[Vorgegebener Text]:

Das Wasser in den Kanälen stammte einerseits vom Oberburgbach, der durch verschiedene natürliche Bäche gespeist wird, und andererseits von der Emme. Wegen ihres Wildwassercharakters kam die Emme für die direkte Wasserkraftnutzung weniger infrage, weshalb man ihr Wasser in Kanäle leitete. Im 18. Jahrhundert wurde der Verlauf der Kanäle bezüglich ihres Gefälles optimiert. Damit möglichst wenig Höhe verloren ging, baute man 1723 sogar einen 65 m langen Stollen durch den Schlossfelsen (Abb. 5). Als natürliche Fortsetzung des Oberburgbaches diente die Kleine Emme primär als Hochwasserentlastung. Dadurch entstand ein Unikum: das Burgdorfer Wasserkreuz (Abb. 4). An dieser Stelle kreuzt sich der Kanal aus der Emme mit einem natürlichen Gewässer, dem Oberburgbach bzw. der Kleinen Emme (Abb. 1). Je nach Wasserführung des Oberburgbaches wird mehr oder weniger Wasser aus der Emme beigemischt. Oberstes Ziel war und ist es auch heute noch, eine konstante Wasserführung in den Kanälen zu gewährleisten, um die Kraftwerke optimal betreiben zu können. Verschiedene Hochwasserentlastungen sollen Überschwemmungen verhindern.

Unterhalb von Burgdorf unterquert der Kanal in einem 1898 angelegten Rohr, einem sogenannten Düker, die Emme. Auf der anderen Flussseite setzt sich das Kanalsystem nach Kirchberg fort, führt der Autobahn A1 entlang nach Gerlafingen und mündet im solothurnischen Luterbach in die Aare. Solche Kanalsysteme wie in Burgdorf gab es früher in vielen Städten. Viele wurden im 20. Jahrhundert aufgegeben. In Burgdorf ist das Kanalsystem aussergewöhnlich gut erhalten. Weil viele Kanäle in der ehemaligen Burgerallmend lagen, gehören diese noch heute der Burgergemeinde. Es waren in den letzten Jahrzehnten aber vor allem die Kraftwerksbetreiber, die das Kanalnetz unterhielten und ihre Anlagen weiter betrieben und zum Teil auch erneuerten.

[Datenliste]:

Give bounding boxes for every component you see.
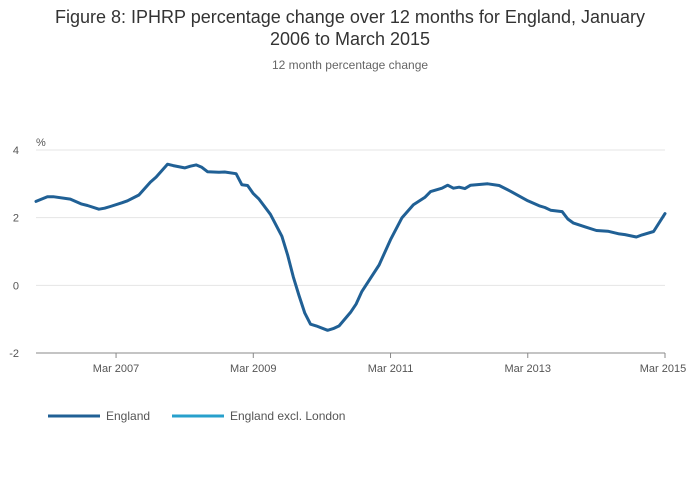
x-tick-label: Mar 2007 — [93, 363, 139, 375]
y-tick-label: 0 — [13, 280, 19, 292]
chart-subtitle: 12 month percentage change — [271, 58, 429, 72]
series-line-0 — [34, 162, 667, 332]
x-tick-label: Mar 2015 — [640, 363, 686, 375]
chart-title-line-1: Figure 8: IPHRP percentage change over 1… — [54, 7, 646, 27]
x-tick-label: Mar 2011 — [368, 363, 414, 375]
x-tick-label: Mar 2009 — [230, 363, 276, 375]
axes: -2 0 2 4 Mar 2007 Mar 2009 Mar 2011 Mar 2013 Mar… — [9, 145, 686, 375]
legend-label-0: England — [106, 409, 150, 423]
y-tick-label: 4 — [13, 145, 19, 157]
y-tick-label: -2 — [9, 348, 19, 360]
series-lines — [34, 162, 667, 332]
chart-title-line-2: 2006 to March 2015 — [269, 29, 431, 49]
gridlines — [36, 149, 665, 354]
y-tick-label: 2 — [13, 213, 19, 225]
legend-label-1: England excl. London — [230, 409, 345, 423]
chart-title: Figure 8: IPHRP percentage change over 1… — [0, 6, 700, 50]
x-tick-label: Mar 2013 — [505, 363, 551, 375]
legend: England England excl. London — [48, 409, 345, 423]
y-axis-unit-label: % — [36, 137, 46, 149]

[Ziel der Übung]:
Führe den Text über das Burgdorfer Kanalsystem im Anschluss an seinen letzten Satz weiter.

[Lösung der Übung]:
Neue Wertschätzung für die Kanäle

In Burgdorf hat man den Wert der Gewässer auf Stadtgebiet erkannt. Ein Beleg dafür ist ein 2008 publiziertes Faltblatt, der drei Spaziergänge entlang der Gewässer beschreibt, darunter eine Technik-Tour zum Thema Wasserkraft.[2] Bereits 1978 liess die Stadt von einem Ingenieurbüro eine Studie über die Behandlung der Bachläufe und Kanäle erstellen.[3] Sie zeigte unter anderem deren Bedeutung für das Stadt- und Landschaftsbild sowie die Erholung auf. «Die Studie hat entscheidend zu einem neuen Bewusstsein beigetragen», sagt Fritz Keusen, der Leiter des Tiefbauamtes und von Stadtgrün in Burgdorf. Seither geniessen die Gewässer im Siedlungsgebiet wieder eine grössere Wertschätzung. Sie tragen insbesondere auch zur Lebensqualität bei (Titelbild des Heftes, Abb. 6+8).

Ein weiterer wichtiger Schritt war laut Keusen auch das neue Gesetz über den Gewässerunterhalt und Wasserbau des Kantons Bern von 1989. Fortan konnten keine Gewässer mehr überdeckt werden, und sämtliche Bauten in Gewässernähe waren durch den Kanton zu bewilligen. Mit dem Erlass gingen auch die Unterhaltspflichten für die Gewässer grundsätzlich von den Grundeigentümern auf die Gemeinden über. Beim Kanal in Burgdorf sei klar gewesen, dass dieser wie ein Fliessgewässer betrachtet werde, sagt Keusen. Lediglich für die überdeckten Abschnitte sind weiterhin die Grundeigentümer verantwortlich. Und für den Kanalunterhalt in unmittelbarer Nähe der Kraftwerke sind weiterhin deren Besitzer zuständig.

Wichtige Rolle des städtischen Elektrizitätswerkes

Einen Beitrag zur Erhaltung der Kleinwasserkraftwerke leistete auch das Elektrizitätswerk Burgdorf, das den von den Betrieben und Fabriken selber nicht benötigten Strom ins eigene Netz einspeiste. Laut der Studie von 1978 bezahlte es für diesen Strom gleich viel wie für den von den Bernischen Kraftwerken (BKW) bezogenen (7.2 – 7.3 Rp. / kWh). Einen solchen Preis zu bezahlen, war nicht üblich, denn bei den Burgdorfer Kraftwerken fiel der überschüssige Strom damals vor allem in der Nacht und an den Wochenenden an. Man betrachtete dies jedoch ausdrücklich als Förderung der noch existierenden Kleinwasserkraftwerke.[4] Damals besass das städtische Elektrizitätswerk selber noch ein Kraftwerk. Inzwischen ist es zu einem Energie- und Kommunikationsversorger der Region geworden und hat deshalb vor sechs Jahren das Kraftwerk an Fritz Uhlmann verkauft, der es seit seiner Pensionierung betreut.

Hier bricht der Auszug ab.